STATED GOAL.
For each of the statements 1–3 below, say whether it agrees with the court opinion excerpt on section 39-22-303(6). Answer yes or no and quote the exact words of the excerpt that decide it. 1. The court reaches the Department's contention that the economic substance doctrine should guide the application of section 39-22-303(6). 2. The district court relied on a Department regulation. 3. The regulation says subsection 39-22-303(6) is available only to the Department of Revenue.

SOURCE EXTRACT.
··········

VI. Section 39-22-303(6) Does Not Provide the Department with an Alternative Basis for Taxation of OJH's Income

¶ 45 The Department next contends the district court erred when it ruled, as a matter of law, that section 39-22-303(6) could not be applied as an alternative basis for including income of OJH in Oracle's tax return. It also contends the economic substance doctrine should guide the application of section 39-22-303(6). We reject the first contention and therefore do not reach the second contention.

¶ 46 Section 39-22-303(6), quoted in full above, authorizes the Department to allocate income and deductions among corporations that are owned or controlled by the same interests, "to avoid abuse, on a fair and impartial basis," so as "to clearly reflect income."

¶ 47 The district court held that section 39-22-303(6) could be applied to allocate income among affiliated corporations only if those corporations were otherwise includible under section 39-22-303(12)(c). It relied on the Department's regulation 39-22-303.6, which states:

Even though subsection 39-22-303(6), C.R.S. has been superseded by subsection 39-22-303(11), C.R.S., as a vehicle for requiring combined reporting for affiliated C corporations, subsection 39-22-303(6) is still available for use by the Department of Revenue or by the taxpayer for determining Colorado taxable income by use of methodology such as that contained in section 482 of the Internal Revenue Code in applying "arm's length pricing" procedures.

Dep't of Revenue Reg. 39-22-303.6, 1 Code Colo. Regs. 201-2. The court explained, "Allowing the Department to use 303(6) in this manner would give the Department broad authority beyond that delegated in the state's combined reporting statutory scheme outlined in sections 303(8) through 303(12), and largely would render these sections superfluous."

··········

DATA SHOWN.
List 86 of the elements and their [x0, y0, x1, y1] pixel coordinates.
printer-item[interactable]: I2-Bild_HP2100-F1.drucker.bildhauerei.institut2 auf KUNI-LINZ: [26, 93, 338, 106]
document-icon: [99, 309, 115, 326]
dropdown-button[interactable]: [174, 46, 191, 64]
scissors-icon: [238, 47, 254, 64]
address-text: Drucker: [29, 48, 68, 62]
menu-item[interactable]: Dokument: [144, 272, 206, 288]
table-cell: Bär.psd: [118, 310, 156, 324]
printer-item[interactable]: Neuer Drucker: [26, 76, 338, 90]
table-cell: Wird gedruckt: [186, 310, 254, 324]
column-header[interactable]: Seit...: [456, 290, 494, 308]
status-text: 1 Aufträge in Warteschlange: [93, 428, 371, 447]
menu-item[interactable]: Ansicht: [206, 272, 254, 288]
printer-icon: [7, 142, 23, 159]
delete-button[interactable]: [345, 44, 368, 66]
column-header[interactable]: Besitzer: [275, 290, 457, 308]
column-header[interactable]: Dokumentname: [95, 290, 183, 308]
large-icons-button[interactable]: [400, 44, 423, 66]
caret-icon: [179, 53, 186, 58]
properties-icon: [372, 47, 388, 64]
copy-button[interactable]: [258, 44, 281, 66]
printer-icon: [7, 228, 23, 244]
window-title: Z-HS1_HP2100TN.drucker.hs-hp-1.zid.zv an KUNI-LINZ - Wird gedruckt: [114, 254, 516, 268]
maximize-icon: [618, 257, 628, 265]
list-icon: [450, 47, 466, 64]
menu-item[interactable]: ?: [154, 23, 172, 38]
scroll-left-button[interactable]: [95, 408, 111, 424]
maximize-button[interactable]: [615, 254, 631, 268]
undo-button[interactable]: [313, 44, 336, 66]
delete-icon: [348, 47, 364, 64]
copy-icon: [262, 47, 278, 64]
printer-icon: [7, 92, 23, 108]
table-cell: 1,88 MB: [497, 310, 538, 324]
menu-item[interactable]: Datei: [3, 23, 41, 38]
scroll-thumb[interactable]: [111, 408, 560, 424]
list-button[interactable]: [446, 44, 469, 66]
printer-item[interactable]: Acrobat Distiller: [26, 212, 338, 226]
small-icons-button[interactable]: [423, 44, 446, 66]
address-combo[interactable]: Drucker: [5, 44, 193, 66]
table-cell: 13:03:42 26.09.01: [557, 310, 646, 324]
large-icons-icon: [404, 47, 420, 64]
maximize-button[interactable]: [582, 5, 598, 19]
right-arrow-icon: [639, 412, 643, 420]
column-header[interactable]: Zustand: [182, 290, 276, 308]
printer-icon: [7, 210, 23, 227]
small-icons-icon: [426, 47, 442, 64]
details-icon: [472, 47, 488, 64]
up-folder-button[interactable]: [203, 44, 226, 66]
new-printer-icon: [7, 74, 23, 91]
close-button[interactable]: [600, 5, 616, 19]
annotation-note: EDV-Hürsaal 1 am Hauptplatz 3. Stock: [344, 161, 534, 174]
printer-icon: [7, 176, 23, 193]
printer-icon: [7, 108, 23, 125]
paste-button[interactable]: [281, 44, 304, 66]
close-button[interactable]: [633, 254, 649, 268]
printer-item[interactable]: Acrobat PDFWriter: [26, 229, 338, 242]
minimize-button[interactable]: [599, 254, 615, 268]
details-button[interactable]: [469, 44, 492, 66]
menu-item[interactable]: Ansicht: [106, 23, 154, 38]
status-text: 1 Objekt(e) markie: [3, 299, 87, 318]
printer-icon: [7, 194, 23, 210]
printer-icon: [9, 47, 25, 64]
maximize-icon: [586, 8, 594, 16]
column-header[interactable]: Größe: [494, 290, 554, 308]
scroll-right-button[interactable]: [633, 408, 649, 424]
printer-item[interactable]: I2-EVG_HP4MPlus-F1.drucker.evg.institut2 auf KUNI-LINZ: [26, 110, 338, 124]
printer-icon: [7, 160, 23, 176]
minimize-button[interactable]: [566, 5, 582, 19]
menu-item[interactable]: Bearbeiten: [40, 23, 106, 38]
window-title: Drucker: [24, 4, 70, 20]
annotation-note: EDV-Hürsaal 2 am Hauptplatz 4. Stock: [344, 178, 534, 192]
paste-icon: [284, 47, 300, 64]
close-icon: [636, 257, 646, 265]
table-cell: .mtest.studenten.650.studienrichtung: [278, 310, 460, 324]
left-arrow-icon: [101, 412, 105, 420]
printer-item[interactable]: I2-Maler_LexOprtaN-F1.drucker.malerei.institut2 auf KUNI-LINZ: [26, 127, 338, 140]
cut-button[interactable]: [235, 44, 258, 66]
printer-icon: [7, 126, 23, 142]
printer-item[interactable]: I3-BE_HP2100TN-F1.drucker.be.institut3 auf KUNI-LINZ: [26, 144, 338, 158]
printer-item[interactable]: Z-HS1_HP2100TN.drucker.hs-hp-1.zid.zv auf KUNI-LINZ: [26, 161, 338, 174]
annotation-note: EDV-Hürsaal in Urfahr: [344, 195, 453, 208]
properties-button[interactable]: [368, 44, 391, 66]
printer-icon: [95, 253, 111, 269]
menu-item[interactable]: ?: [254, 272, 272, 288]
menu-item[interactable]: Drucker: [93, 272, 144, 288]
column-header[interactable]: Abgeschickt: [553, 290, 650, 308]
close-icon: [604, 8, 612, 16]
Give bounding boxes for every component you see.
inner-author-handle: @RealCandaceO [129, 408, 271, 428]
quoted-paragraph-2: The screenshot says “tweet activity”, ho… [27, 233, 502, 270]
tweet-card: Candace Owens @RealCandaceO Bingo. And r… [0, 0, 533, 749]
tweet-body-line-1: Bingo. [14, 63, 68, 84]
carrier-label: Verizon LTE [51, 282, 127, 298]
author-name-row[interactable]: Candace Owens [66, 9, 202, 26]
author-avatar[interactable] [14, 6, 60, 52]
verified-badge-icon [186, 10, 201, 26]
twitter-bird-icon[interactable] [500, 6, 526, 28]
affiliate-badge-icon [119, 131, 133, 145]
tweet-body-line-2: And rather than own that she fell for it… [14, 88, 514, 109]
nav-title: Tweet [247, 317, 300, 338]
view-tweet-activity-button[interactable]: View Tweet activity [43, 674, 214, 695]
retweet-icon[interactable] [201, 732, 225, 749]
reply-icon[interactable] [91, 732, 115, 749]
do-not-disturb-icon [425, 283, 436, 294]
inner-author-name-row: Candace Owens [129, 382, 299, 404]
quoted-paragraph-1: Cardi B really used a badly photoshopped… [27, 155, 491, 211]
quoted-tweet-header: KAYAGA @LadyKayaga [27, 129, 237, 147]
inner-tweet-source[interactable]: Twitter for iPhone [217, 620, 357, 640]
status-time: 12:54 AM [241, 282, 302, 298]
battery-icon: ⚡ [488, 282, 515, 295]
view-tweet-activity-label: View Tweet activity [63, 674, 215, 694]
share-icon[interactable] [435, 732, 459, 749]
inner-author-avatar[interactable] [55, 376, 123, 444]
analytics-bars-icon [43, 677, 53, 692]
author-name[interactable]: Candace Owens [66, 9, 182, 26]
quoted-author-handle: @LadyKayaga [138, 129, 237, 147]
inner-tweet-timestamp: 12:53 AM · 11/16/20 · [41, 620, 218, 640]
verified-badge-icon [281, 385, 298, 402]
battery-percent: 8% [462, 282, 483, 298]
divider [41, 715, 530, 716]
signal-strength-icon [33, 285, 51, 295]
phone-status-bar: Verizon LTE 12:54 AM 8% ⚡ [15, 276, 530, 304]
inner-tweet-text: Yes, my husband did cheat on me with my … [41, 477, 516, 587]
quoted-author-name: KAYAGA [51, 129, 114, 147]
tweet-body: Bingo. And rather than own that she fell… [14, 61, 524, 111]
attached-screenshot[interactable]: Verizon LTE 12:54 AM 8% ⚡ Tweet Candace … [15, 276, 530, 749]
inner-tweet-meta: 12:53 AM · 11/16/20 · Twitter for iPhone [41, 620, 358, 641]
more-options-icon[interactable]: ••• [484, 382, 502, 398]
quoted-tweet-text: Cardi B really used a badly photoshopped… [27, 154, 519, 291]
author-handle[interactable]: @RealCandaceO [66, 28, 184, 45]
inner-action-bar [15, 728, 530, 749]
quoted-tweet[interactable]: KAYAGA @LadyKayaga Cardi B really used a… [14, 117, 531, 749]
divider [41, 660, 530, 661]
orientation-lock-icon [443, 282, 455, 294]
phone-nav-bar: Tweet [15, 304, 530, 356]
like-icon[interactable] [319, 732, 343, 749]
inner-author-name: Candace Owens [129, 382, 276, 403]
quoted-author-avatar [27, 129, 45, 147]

··········

RESULT FOR THIS TASK.
1. No: "We reject the first contention and therefore do not reach the second contention."
2. Yes: "It relied on the Department's regulation 39-22-303.6"
3. No: "is still available for use by the Department of Revenue or by the taxpayer"